What you will do >> Locate all lines in the data below that hold "people" and show them.

Dataset excerpts >>
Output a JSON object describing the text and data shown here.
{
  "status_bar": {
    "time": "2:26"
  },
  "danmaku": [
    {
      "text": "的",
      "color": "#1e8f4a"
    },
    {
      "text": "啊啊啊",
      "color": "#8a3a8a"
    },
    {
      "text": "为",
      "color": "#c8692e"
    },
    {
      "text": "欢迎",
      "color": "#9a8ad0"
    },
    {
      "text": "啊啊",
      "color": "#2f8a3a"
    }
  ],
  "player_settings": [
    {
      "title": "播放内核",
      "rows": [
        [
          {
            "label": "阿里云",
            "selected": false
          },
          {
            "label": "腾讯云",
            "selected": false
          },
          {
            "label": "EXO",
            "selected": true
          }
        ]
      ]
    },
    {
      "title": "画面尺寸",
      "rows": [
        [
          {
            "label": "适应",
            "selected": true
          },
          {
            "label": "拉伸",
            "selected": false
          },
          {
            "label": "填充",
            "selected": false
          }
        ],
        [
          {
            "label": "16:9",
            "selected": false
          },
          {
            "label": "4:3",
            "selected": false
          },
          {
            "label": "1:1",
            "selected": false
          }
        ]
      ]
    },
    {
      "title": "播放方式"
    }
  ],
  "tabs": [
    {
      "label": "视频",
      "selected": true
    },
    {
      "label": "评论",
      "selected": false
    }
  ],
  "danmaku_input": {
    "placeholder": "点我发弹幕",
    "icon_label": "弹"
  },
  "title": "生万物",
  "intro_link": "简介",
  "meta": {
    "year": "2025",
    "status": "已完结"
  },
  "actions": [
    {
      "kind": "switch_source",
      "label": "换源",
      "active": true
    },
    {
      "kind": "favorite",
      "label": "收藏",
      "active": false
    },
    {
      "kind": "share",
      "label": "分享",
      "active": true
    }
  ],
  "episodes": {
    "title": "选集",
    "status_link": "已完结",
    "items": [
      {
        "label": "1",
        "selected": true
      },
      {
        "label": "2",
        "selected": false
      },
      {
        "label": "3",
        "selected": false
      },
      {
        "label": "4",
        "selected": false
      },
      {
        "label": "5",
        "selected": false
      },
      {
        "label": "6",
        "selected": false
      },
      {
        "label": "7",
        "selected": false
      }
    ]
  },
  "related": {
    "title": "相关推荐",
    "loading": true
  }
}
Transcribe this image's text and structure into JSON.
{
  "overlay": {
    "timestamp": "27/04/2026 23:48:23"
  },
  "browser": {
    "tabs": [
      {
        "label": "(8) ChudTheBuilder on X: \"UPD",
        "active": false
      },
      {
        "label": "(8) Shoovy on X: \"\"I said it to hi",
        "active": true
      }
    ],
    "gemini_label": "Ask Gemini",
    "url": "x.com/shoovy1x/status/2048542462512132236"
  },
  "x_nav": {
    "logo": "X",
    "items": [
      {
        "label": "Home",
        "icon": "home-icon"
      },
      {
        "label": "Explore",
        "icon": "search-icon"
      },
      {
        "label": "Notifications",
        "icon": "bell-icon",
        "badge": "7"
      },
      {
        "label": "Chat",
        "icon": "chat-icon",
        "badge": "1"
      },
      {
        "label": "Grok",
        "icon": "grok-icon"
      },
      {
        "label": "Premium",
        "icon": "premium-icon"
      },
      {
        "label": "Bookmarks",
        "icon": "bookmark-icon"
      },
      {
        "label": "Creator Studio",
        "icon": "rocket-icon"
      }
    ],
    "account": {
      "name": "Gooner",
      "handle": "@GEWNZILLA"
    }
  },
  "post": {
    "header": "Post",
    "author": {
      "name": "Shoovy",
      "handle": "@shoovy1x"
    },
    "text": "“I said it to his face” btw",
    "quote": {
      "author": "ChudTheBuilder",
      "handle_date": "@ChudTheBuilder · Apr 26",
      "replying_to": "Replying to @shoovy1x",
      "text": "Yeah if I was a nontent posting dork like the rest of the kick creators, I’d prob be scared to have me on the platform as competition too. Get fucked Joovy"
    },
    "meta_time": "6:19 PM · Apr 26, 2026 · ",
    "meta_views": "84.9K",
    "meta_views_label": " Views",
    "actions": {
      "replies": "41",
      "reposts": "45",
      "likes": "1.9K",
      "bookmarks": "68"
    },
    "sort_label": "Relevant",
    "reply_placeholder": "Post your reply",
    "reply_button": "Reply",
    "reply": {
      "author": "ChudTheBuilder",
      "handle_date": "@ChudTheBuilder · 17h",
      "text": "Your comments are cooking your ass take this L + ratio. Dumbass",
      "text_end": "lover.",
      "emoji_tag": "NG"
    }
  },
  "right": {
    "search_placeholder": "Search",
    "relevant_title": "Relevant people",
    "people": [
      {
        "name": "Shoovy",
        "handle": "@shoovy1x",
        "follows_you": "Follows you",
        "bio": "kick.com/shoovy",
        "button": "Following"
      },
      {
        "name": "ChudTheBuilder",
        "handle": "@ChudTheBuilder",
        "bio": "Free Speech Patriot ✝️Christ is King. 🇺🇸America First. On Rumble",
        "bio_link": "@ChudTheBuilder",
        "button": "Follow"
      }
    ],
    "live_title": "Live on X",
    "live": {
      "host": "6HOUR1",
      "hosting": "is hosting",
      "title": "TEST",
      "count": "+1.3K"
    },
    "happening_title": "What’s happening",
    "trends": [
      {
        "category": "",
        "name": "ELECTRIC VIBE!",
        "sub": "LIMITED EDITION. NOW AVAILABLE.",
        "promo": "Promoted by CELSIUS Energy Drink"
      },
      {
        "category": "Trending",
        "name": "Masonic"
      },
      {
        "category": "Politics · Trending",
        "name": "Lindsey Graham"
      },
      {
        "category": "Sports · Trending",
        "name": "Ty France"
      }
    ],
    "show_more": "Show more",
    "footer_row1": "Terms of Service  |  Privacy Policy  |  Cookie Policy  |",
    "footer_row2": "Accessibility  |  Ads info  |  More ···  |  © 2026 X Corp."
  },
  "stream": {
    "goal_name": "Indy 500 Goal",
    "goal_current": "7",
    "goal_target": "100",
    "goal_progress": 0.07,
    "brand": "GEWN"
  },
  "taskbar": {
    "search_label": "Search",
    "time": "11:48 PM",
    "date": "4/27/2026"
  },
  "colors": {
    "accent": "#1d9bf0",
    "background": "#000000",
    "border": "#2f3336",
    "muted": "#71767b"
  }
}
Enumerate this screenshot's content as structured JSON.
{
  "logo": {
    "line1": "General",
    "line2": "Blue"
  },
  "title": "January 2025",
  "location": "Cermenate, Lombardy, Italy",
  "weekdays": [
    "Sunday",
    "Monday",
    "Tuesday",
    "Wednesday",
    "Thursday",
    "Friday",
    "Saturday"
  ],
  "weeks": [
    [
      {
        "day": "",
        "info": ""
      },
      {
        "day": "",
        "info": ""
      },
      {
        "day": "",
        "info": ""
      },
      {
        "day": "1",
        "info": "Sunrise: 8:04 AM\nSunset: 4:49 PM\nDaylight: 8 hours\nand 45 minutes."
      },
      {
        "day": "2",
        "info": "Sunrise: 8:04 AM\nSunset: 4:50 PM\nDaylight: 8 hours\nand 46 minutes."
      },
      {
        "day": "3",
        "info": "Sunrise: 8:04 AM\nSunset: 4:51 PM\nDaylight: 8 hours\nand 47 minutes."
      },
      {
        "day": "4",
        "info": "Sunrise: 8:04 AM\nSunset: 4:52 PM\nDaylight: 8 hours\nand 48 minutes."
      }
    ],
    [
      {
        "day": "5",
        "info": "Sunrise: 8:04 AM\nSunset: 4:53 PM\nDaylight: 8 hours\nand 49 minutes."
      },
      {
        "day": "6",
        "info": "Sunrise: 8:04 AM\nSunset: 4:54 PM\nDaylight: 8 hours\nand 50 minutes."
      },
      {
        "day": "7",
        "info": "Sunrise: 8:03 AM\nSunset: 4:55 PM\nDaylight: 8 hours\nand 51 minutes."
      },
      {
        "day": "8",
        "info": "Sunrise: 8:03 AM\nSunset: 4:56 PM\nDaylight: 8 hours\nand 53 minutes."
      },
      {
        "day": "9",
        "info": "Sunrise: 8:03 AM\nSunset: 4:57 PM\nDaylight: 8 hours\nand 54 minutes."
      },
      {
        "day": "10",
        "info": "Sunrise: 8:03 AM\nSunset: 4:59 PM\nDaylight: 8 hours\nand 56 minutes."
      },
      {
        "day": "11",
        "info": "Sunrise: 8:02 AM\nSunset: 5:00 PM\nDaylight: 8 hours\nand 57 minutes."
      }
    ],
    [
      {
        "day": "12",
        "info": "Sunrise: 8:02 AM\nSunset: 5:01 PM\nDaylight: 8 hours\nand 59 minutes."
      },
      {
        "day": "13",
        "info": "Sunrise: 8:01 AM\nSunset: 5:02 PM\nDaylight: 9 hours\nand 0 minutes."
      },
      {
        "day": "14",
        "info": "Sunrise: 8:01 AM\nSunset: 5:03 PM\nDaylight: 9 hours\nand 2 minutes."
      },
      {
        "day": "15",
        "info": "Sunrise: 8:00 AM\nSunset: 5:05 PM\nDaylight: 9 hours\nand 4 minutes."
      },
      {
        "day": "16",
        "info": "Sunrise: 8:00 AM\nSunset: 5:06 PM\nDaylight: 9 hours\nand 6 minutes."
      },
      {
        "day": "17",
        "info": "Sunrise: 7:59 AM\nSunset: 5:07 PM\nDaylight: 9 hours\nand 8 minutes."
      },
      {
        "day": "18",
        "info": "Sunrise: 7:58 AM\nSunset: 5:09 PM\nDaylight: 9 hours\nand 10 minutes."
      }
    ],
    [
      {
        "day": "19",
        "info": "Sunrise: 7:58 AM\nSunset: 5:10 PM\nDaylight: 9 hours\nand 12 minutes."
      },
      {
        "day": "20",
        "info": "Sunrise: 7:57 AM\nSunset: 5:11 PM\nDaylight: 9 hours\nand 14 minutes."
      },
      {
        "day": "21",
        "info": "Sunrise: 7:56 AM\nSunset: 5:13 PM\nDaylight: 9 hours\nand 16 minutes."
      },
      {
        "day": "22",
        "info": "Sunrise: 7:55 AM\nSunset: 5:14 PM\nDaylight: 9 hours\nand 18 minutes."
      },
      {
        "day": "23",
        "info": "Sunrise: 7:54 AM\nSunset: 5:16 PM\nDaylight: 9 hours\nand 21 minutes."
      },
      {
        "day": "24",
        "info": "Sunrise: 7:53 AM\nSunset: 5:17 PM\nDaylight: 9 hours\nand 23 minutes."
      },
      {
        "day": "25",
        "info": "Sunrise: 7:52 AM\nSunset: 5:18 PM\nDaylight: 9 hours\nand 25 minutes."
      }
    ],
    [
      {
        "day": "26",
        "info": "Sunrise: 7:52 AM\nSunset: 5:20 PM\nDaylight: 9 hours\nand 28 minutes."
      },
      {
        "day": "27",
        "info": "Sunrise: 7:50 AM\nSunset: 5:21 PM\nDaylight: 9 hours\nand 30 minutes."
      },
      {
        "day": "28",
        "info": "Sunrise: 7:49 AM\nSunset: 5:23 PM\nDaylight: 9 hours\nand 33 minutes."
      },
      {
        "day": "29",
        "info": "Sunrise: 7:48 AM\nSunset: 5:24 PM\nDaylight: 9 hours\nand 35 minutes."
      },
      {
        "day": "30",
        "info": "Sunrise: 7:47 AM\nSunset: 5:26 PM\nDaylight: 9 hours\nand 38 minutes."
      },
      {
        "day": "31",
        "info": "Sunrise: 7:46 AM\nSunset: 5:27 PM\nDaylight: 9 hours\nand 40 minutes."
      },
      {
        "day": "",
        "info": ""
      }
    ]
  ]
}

Solution for this problem >>
    "relevant_title": "Relevant people",
    "people": [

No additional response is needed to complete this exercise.